Task to carry out: Find every line in the records that holds the string "perfil". Copy each one.

Extracted entries:
= = =
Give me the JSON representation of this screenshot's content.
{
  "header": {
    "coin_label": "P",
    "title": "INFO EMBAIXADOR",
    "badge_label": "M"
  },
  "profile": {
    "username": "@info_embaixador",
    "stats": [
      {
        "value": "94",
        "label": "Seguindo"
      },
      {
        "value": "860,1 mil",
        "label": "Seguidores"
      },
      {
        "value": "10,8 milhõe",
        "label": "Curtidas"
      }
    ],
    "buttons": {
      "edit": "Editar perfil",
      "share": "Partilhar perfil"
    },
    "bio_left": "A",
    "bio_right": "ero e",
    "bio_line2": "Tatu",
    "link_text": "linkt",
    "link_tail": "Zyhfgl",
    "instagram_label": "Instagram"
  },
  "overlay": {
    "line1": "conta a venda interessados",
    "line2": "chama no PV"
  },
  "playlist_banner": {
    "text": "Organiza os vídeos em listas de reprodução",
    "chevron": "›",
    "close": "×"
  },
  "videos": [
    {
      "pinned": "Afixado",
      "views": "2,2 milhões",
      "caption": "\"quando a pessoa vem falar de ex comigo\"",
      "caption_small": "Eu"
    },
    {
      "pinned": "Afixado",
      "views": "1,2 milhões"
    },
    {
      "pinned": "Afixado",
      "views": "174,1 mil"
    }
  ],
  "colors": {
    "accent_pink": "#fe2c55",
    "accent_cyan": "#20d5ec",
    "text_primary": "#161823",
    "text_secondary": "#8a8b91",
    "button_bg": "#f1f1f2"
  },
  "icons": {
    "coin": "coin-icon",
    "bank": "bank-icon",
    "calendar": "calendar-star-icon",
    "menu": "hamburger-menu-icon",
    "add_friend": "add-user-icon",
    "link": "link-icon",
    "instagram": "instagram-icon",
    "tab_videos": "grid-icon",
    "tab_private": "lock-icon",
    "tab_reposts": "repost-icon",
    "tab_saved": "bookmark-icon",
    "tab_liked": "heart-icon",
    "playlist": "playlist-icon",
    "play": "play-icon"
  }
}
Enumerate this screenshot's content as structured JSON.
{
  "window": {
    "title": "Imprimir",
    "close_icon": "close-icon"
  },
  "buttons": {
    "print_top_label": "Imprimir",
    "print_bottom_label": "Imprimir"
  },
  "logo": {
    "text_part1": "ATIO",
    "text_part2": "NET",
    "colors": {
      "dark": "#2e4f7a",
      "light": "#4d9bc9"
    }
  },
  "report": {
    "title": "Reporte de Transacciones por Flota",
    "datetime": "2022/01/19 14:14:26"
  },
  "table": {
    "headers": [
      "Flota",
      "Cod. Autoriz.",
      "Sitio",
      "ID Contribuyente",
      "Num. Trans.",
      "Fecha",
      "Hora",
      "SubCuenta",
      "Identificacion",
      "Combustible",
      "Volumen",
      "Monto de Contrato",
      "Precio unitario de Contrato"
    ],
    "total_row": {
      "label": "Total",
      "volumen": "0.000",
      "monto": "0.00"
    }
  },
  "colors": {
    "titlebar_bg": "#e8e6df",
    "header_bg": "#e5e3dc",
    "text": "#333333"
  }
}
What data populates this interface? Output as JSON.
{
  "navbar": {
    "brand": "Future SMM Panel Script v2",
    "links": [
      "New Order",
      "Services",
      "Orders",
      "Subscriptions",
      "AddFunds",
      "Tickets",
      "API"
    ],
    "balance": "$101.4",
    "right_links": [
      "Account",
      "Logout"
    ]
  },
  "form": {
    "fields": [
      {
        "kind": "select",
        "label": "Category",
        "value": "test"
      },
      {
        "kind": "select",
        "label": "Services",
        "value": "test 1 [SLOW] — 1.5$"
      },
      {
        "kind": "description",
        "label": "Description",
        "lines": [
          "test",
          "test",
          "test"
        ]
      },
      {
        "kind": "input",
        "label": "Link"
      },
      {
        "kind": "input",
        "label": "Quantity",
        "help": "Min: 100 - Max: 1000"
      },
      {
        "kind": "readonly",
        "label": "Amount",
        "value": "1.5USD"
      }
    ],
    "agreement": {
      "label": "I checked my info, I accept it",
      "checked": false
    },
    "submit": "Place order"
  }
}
= = =
Result of this exercise:
      "edit": "Editar perfil",
      "share": "Partilhar perfil"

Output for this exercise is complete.